▸ **Data to process**:
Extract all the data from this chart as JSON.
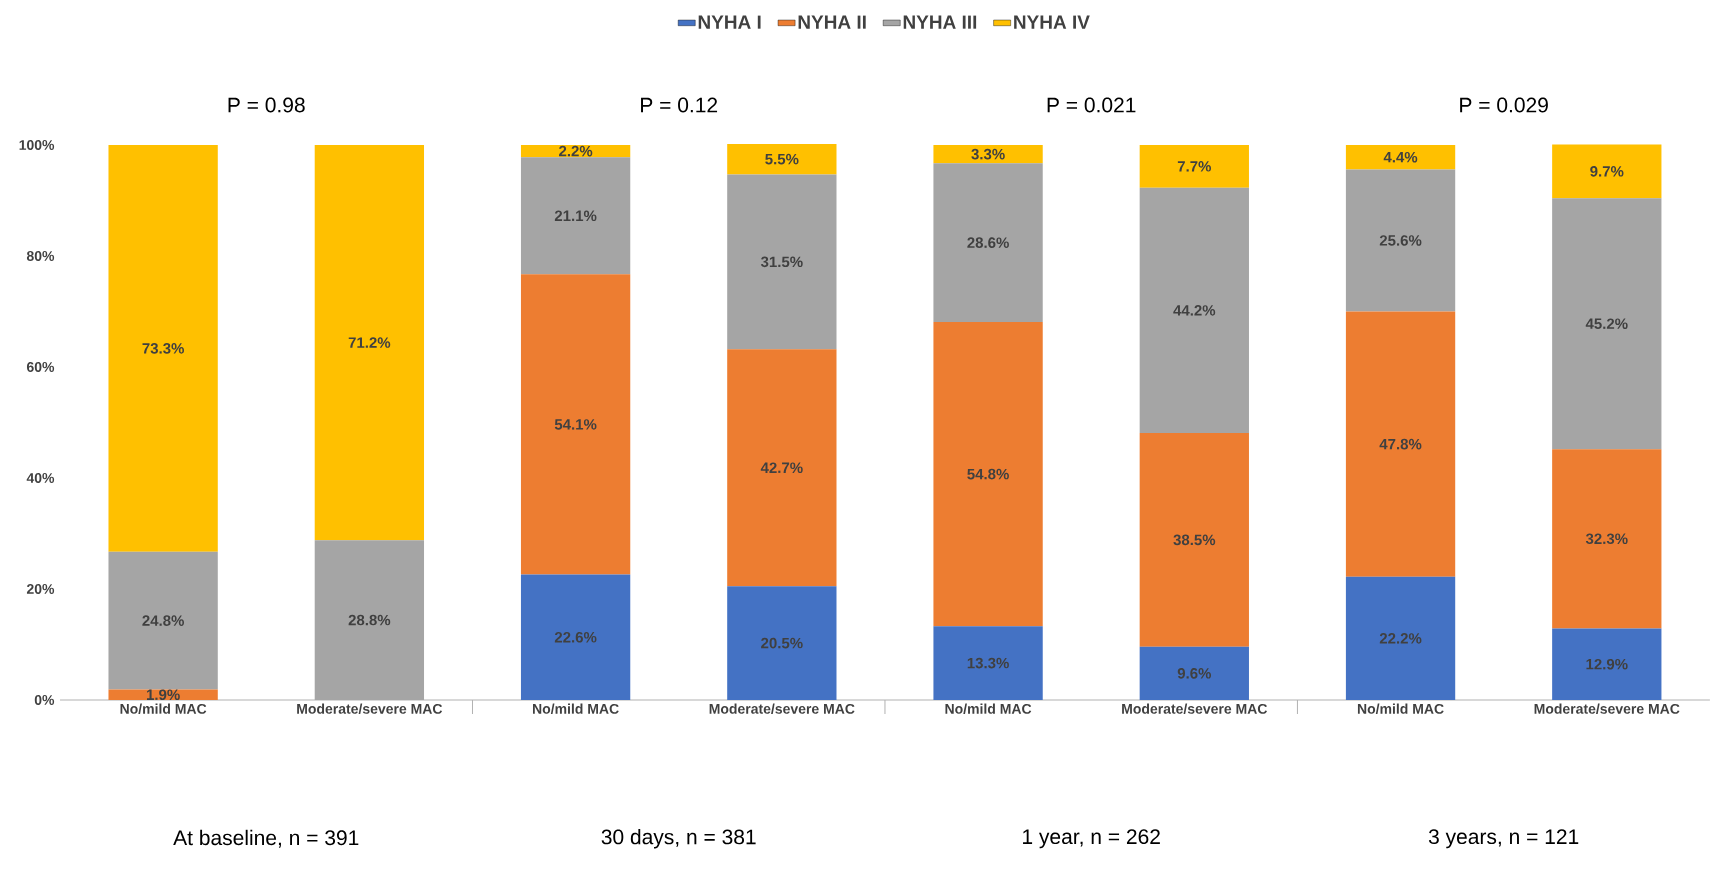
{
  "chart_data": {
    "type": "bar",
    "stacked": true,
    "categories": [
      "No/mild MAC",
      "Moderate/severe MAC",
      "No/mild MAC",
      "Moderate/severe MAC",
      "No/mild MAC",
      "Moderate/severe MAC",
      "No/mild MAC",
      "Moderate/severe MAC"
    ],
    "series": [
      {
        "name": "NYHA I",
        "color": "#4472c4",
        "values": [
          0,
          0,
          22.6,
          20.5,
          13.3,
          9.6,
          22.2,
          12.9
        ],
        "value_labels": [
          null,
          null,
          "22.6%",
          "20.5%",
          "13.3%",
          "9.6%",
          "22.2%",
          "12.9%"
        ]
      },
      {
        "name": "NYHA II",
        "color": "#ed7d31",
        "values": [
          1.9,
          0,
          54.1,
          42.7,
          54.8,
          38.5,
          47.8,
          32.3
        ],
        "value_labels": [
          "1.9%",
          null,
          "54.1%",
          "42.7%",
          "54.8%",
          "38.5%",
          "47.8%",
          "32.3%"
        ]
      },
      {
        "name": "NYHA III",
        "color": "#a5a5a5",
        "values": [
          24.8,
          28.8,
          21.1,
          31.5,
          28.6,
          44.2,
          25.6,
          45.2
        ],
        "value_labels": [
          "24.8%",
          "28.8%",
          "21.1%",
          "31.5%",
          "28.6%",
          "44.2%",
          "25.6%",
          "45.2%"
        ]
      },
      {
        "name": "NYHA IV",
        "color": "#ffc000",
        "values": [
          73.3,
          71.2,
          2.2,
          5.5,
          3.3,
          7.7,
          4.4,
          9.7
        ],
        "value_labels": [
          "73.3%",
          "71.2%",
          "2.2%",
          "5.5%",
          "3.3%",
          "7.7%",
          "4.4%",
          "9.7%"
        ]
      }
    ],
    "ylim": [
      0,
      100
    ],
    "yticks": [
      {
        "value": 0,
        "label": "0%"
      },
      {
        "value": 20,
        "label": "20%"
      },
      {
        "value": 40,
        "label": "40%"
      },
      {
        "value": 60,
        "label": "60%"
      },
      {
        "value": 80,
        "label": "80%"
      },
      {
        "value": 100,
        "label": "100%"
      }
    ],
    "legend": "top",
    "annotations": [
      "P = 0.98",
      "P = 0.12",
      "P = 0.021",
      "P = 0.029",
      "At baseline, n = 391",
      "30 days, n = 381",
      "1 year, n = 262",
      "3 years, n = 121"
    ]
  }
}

▸ **What to work on**:
Excluding the pictures, reproduce every entry exactly as given.

▸ **Finished answer**:
Extract all the data from this chart as JSON.
{
  "chart_data": {
    "type": "bar",
    "stacked": true,
    "categories": [
      "No/mild MAC",
      "Moderate/severe MAC",
      "No/mild MAC",
      "Moderate/severe MAC",
      "No/mild MAC",
      "Moderate/severe MAC",
      "No/mild MAC",
      "Moderate/severe MAC"
    ],
    "series": [
      {
        "name": "NYHA I",
        "color": "#4472c4",
        "values": [
          0,
          0,
          22.6,
          20.5,
          13.3,
          9.6,
          22.2,
          12.9
        ],
        "value_labels": [
          null,
          null,
          "22.6%",
          "20.5%",
          "13.3%",
          "9.6%",
          "22.2%",
          "12.9%"
        ]
      },
      {
        "name": "NYHA II",
        "color": "#ed7d31",
        "values": [
          1.9,
          0,
          54.1,
          42.7,
          54.8,
          38.5,
          47.8,
          32.3
        ],
        "value_labels": [
          "1.9%",
          null,
          "54.1%",
          "42.7%",
          "54.8%",
          "38.5%",
          "47.8%",
          "32.3%"
        ]
      },
      {
        "name": "NYHA III",
        "color": "#a5a5a5",
        "values": [
          24.8,
          28.8,
          21.1,
          31.5,
          28.6,
          44.2,
          25.6,
          45.2
        ],
        "value_labels": [
          "24.8%",
          "28.8%",
          "21.1%",
          "31.5%",
          "28.6%",
          "44.2%",
          "25.6%",
          "45.2%"
        ]
      },
      {
        "name": "NYHA IV",
        "color": "#ffc000",
        "values": [
          73.3,
          71.2,
          2.2,
          5.5,
          3.3,
          7.7,
          4.4,
          9.7
        ],
        "value_labels": [
          "73.3%",
          "71.2%",
          "2.2%",
          "5.5%",
          "3.3%",
          "7.7%",
          "4.4%",
          "9.7%"
        ]
      }
    ],
    "ylim": [
      0,
      100
    ],
    "yticks": [
      {
        "value": 0,
        "label": "0%"
      },
      {
        "value": 20,
        "label": "20%"
      },
      {
        "value": 40,
        "label": "40%"
      },
      {
        "value": 60,
        "label": "60%"
      },
      {
        "value": 80,
        "label": "80%"
      },
      {
        "value": 100,
        "label": "100%"
      }
    ],
    "legend": "top",
    "annotations": [
      "P = 0.98",
      "P = 0.12",
      "P = 0.021",
      "P = 0.029",
      "At baseline, n = 391",
      "30 days, n = 381",
      "1 year, n = 262",
      "3 years, n = 121"
    ]
  }
}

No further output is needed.